→ What is required
Assemble all lines in which the string "mail" appears.

→ Source records
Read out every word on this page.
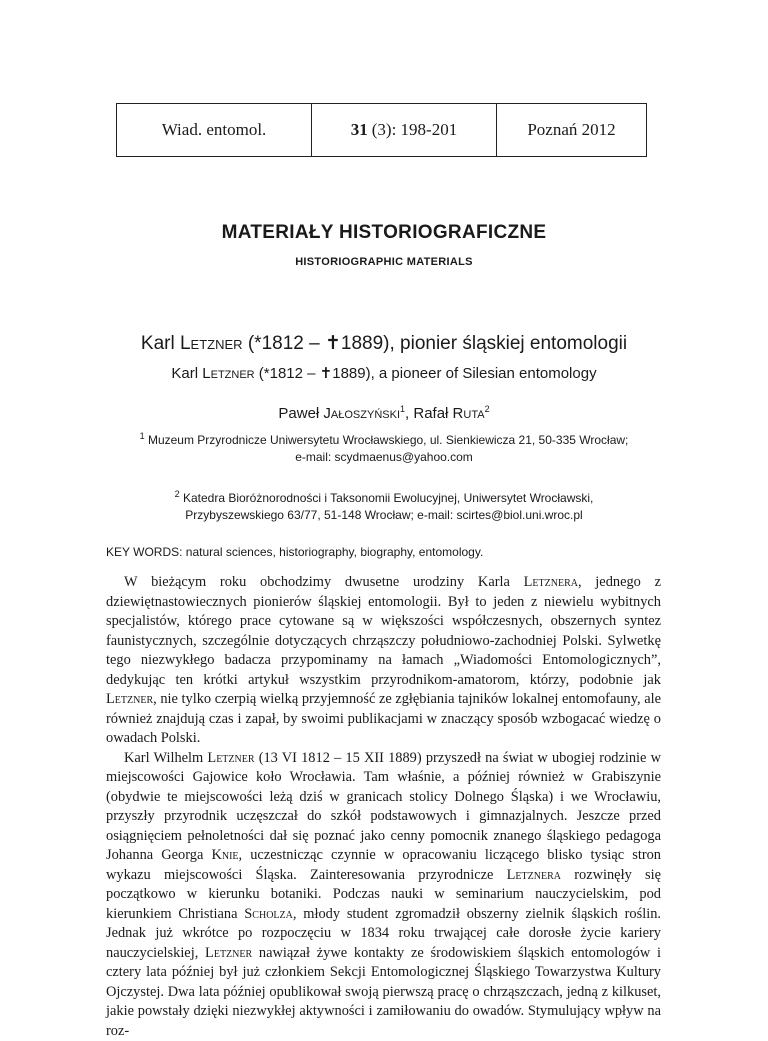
Wiad. entomol.	31 (3): 198-201	Poznań 2012
MATERIAŁY HISTORIOGRAFICZNE
HISTORIOGRAPHIC MATERIALS
Karl Letzner (*1812 – ✝1889), pionier śląskiej entomologii
Karl Letzner (*1812 – ✝1889), a pioneer of Silesian entomology
Paweł Jałoszyński$^1$, Rafał Ruta$^2$
$^1$ Muzeum Przyrodnicze Uniwersytetu Wrocławskiego, ul. Sienkiewicza 21, 50-335 Wrocław;
e-mail: scydmaenus@yahoo.com
$^2$ Katedra Bioróżnorodności i Taksonomii Ewolucyjnej, Uniwersytet Wrocławski,
Przybyszewskiego 63/77, 51-148 Wrocław; e-mail: scirtes@biol.uni.wroc.pl
KEY WORDS: natural sciences, historiography, biography, entomology.

W bieżącym roku obchodzimy dwusetne urodziny Karla Letznera, jednego z dziewiętnastowiecznych pionierów śląskiej entomologii. Był to jeden z niewielu wybitnych specjalistów, którego prace cytowane są w większości współczesnych, obszernych syntez faunistycznych, szczególnie dotyczących chrząszczy południowo-zachodniej Polski. Sylwetkę tego niezwykłego badacza przypominamy na łamach „Wiadomości Entomologicznych”, dedykując ten krótki artykuł wszystkim przyrodnikom-amatorom, którzy, podobnie jak Letzner, nie tylko czerpią wielką przyjemność ze zgłębiania tajników lokalnej entomofauny, ale również znajdują czas i zapał, by swoimi publikacjami w znaczący sposób wzbogacać wiedzę o owadach Polski.

Karl Wilhelm Letzner (13 VI 1812 – 15 XII 1889) przyszedł na świat w ubogiej rodzinie w miejscowości Gajowice koło Wrocławia. Tam właśnie, a później również w Grabiszynie (obydwie te miejscowości leżą dziś w granicach stolicy Dolnego Śląska) i we Wrocławiu, przyszły przyrodnik uczęszczał do szkół podstawowych i gimnazjalnych. Jeszcze przed osiągnięciem pełnoletności dał się poznać jako cenny pomocnik znanego śląskiego pedagoga Johanna Georga Knie, uczestnicząc czynnie w opracowaniu liczącego blisko tysiąc stron wykazu miejscowości Śląska. Zainteresowania przyrodnicze Letznera rozwinęły się początkowo w kierunku botaniki. Podczas nauki w seminarium nauczycielskim, pod kierunkiem Christiana Scholza, młody student zgromadził obszerny zielnik śląskich roślin. Jednak już wkrótce po rozpoczęciu w 1834 roku trwającej całe dorosłe życie kariery nauczycielskiej, Letzner nawiązał żywe kontakty ze środowiskiem śląskich entomologów i cztery lata później był już członkiem Sekcji Entomologicznej Śląskiego Towarzystwa Kultury Ojczystej. Dwa lata później opublikował swoją pierwszą pracę o chrząszczach, jedną z kilkuset, jakie powstały dzięki niezwykłej aktywności i zamiłowaniu do owadów. Stymulujący wpływ na roz-
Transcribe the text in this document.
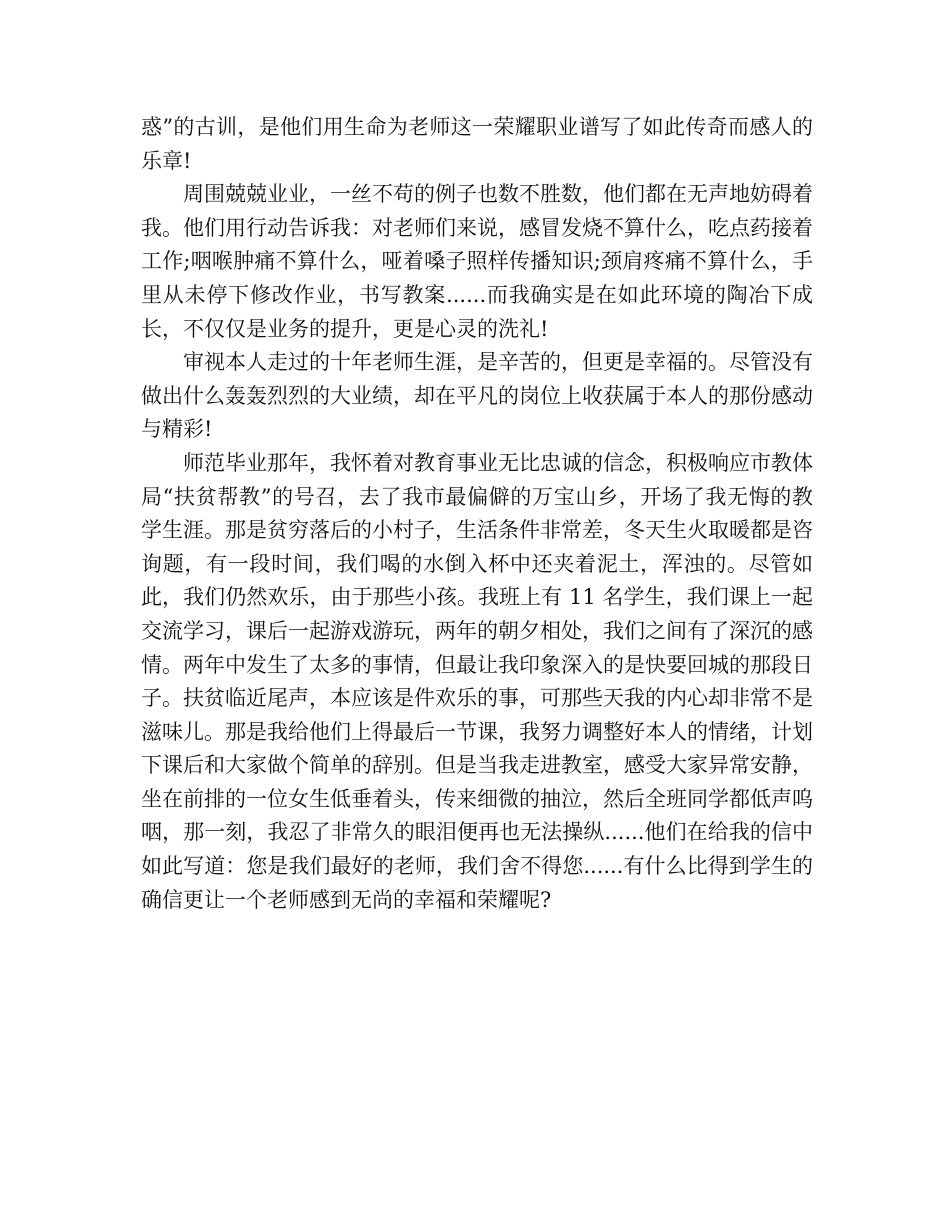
惑”的古训，是他们用生命为老师这一荣耀职业谱写了如此传奇而感人的乐章!

周围兢兢业业，一丝不苟的例子也数不胜数，他们都在无声地妨碍着我。他们用行动告诉我：对老师们来说，感冒发烧不算什么，吃点药接着工作;咽喉肿痛不算什么，哑着嗓子照样传播知识;颈肩疼痛不算什么，手里从未停下修改作业，书写教案......而我确实是在如此环境的陶冶下成长，不仅仅是业务的提升，更是心灵的洗礼!

审视本人走过的十年老师生涯，是辛苦的，但更是幸福的。尽管没有做出什么轰轰烈烈的大业绩，却在平凡的岗位上收获属于本人的那份感动与精彩!

师范毕业那年，我怀着对教育事业无比忠诚的信念，积极响应市教体局“扶贫帮教”的号召，去了我市最偏僻的万宝山乡，开场了我无悔的教学生涯。那是贫穷落后的小村子，生活条件非常差，冬天生火取暖都是咨询题，有一段时间，我们喝的水倒入杯中还夹着泥土，浑浊的。尽管如此，我们仍然欢乐，由于那些小孩。我班上有 11 名学生，我们课上一起交流学习，课后一起游戏游玩，两年的朝夕相处，我们之间有了深沉的感情。两年中发生了太多的事情，但最让我印象深入的是快要回城的那段日子。扶贫临近尾声，本应该是件欢乐的事，可那些天我的内心却非常不是滋味儿。那是我给他们上得最后一节课，我努力调整好本人的情绪，计划下课后和大家做个简单的辞别。但是当我走进教室，感受大家异常安静，坐在前排的一位女生低垂着头，传来细微的抽泣，然后全班同学都低声呜咽，那一刻，我忍了非常久的眼泪便再也无法操纵......他们在给我的信中如此写道：您是我们最好的老师，我们舍不得您......有什么比得到学生的确信更让一个老师感到无尚的幸福和荣耀呢?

→ Task output
e-mail: scydmaenus@yahoo.com
Przybyszewskiego 63/77, 51-148 Wrocław; e-mail: scirtes@biol.uni.wroc.pl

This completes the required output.